----- SOURCE TEXT -----
BY KAREN BOSSICK
Learn about the man behind Charles Lindbergh on Wednesday when that man’s grandson talks about the events leading up to the Trans-Atlantic flight that made our world smaller.
King Lambert will present “Lindbergh, Lambert and the Spirit of St. Louis” at 6 p.m. Wednesday, Aug. 22, at Ketchum’s Community Library.
The Lambert he will talk of is Albert Bond Lambert, who helped make Lindbergh’s dream of becoming the first man to fly across the Atlantic Ocean a reality.
Lambert, who lived between 1875 and 1946, was the son of the founder of Lambert Pharmaceutical Company, which made Listerine.
He became president of the family business in 1896. But he still found time to golf, even competing in the 1900 and 1904 Summer Olympics. He placed eighth in the 1900 games, eliminated in the quarter finals. And he was part of an American team that won the silver medal in 1904.
Following the Olympics he became an aviator, taking ballooning lessons and founding the Aero Club of St. Louis. In 1909 he even became the first St. Louis resident to hold a pilot’s license. He purchased his first airplane from the Wright Brothers, taking flying lessons from Orville Wright.
In 1925 Lambert purchased a field northwest of St. Louis that had been used for ballooning and developed it with runway and hangers. The airport, which was one of the first municipal airports in the nation, still carries the Lambert name.
And two years later he became one of a handful of backers to pony up the money to purchase “The Spirit of St. Louis” for Lindbergh, who at that time flew the mail between St. Louis and Chicago.
----- SUPPLIED MATERIAL -----
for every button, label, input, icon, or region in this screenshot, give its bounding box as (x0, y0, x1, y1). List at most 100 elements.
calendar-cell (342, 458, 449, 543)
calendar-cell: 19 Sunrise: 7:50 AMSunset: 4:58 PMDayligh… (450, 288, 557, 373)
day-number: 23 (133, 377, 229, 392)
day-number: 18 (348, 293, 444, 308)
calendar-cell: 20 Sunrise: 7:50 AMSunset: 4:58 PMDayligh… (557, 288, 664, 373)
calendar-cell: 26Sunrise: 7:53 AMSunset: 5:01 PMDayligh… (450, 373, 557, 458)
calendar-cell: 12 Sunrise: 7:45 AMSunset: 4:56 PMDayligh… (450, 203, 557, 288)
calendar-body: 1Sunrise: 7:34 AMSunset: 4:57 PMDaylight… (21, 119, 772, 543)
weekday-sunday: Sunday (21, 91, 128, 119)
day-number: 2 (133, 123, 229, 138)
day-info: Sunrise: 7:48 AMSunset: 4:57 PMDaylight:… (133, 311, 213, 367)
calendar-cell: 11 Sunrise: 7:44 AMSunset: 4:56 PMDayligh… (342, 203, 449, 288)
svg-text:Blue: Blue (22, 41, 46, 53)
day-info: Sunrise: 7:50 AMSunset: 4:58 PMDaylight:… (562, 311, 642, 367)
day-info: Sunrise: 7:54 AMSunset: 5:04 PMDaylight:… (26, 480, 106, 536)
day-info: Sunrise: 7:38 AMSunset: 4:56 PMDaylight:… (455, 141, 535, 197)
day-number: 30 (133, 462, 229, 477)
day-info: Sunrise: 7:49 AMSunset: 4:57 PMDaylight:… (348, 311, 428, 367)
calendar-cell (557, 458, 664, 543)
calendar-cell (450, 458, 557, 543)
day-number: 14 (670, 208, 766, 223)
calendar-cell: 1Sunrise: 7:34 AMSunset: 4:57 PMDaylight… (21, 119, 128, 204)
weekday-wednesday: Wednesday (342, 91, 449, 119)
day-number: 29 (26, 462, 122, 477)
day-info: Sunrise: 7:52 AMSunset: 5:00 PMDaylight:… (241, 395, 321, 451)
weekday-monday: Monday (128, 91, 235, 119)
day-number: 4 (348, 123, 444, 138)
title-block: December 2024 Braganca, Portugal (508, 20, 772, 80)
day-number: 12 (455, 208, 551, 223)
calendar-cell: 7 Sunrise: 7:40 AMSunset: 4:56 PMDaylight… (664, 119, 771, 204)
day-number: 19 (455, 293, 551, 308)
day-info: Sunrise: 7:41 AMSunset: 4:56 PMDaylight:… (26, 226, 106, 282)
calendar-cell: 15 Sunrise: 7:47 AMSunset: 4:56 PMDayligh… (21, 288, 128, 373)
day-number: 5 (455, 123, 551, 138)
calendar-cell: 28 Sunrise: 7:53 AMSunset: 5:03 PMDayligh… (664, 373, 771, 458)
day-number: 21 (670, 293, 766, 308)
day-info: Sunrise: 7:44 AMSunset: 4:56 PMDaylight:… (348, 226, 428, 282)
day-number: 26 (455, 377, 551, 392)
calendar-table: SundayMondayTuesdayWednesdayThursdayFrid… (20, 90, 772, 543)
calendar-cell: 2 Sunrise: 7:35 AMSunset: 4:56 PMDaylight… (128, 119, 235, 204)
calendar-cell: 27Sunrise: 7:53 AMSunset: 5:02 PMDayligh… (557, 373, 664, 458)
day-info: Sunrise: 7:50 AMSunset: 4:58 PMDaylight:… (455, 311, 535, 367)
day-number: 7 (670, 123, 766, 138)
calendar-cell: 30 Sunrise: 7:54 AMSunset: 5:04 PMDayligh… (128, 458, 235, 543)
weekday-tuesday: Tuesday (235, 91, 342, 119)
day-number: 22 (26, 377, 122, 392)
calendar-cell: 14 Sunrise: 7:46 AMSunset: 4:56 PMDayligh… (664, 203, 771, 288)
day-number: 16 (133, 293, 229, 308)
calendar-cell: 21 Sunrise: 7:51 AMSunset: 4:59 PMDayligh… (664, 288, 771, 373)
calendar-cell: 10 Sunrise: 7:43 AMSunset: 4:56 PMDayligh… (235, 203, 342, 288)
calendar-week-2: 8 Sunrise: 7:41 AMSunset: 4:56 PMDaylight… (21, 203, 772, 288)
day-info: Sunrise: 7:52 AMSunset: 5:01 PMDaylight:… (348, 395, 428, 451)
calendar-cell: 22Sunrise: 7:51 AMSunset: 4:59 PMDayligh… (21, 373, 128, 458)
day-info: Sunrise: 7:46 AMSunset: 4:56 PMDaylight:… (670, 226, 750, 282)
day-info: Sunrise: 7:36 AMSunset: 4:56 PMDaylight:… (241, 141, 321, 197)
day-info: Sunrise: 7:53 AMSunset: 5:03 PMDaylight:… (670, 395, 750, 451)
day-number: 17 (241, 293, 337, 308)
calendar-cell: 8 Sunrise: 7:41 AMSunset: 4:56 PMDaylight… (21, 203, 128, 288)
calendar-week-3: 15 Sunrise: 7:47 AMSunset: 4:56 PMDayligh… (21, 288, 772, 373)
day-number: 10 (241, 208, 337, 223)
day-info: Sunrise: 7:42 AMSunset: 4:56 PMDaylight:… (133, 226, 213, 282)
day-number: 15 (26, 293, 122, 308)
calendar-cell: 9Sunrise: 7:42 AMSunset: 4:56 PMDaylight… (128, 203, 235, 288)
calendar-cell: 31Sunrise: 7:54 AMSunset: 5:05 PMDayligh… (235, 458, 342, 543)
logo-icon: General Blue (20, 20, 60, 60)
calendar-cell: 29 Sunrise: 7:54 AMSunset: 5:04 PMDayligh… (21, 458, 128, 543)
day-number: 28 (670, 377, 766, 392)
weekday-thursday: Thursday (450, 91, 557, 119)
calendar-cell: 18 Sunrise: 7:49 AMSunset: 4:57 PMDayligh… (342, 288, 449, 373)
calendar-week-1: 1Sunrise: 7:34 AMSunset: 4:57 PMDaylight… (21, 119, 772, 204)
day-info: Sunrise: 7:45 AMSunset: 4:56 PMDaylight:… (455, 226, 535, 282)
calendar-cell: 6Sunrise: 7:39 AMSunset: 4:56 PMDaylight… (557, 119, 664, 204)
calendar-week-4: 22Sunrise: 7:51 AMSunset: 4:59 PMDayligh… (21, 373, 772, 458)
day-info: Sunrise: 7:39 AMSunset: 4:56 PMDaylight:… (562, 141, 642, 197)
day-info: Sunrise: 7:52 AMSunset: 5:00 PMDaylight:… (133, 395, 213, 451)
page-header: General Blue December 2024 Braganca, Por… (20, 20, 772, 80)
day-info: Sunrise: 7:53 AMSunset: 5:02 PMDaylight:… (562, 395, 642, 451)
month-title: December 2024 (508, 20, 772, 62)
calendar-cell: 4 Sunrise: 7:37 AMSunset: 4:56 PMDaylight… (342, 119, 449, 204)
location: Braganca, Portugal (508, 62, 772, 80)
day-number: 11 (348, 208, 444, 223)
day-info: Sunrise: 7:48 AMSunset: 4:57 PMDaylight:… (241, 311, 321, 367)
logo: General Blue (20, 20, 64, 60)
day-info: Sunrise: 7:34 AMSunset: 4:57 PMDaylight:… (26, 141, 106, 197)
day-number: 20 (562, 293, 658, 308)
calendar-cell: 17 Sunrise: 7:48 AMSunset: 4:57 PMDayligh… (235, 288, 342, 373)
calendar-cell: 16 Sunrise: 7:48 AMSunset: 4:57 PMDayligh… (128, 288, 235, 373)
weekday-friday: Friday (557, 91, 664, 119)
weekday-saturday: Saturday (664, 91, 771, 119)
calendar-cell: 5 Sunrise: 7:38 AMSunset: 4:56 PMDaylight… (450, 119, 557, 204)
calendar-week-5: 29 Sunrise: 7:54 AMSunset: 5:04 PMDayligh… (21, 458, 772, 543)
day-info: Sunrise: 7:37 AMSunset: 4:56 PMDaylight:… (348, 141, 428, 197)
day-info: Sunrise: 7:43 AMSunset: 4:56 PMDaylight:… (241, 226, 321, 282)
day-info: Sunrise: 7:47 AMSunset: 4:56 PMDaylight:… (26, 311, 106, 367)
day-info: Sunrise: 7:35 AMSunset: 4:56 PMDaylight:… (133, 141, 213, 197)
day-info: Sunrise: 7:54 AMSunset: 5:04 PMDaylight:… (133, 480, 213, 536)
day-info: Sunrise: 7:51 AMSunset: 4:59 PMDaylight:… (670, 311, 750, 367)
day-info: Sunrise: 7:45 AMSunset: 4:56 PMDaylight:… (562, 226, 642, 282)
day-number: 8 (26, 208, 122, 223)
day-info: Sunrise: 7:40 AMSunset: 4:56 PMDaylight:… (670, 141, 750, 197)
-----
### EXERCISE REQUIREMENTS
From the article on Albert Bond Lambert above, reproduce the passage starting at "The Lambert he" and ending at "which made Listerine.".

### ANSWER
The Lambert he will talk of is Albert Bond Lambert, who helped make Lindbergh’s dream of becoming the first man to fly across the Atlantic Ocean a reality.
Lambert, who lived between 1875 and 1946, was the son of the founder of Lambert Pharmaceutical Company, which made Listerine.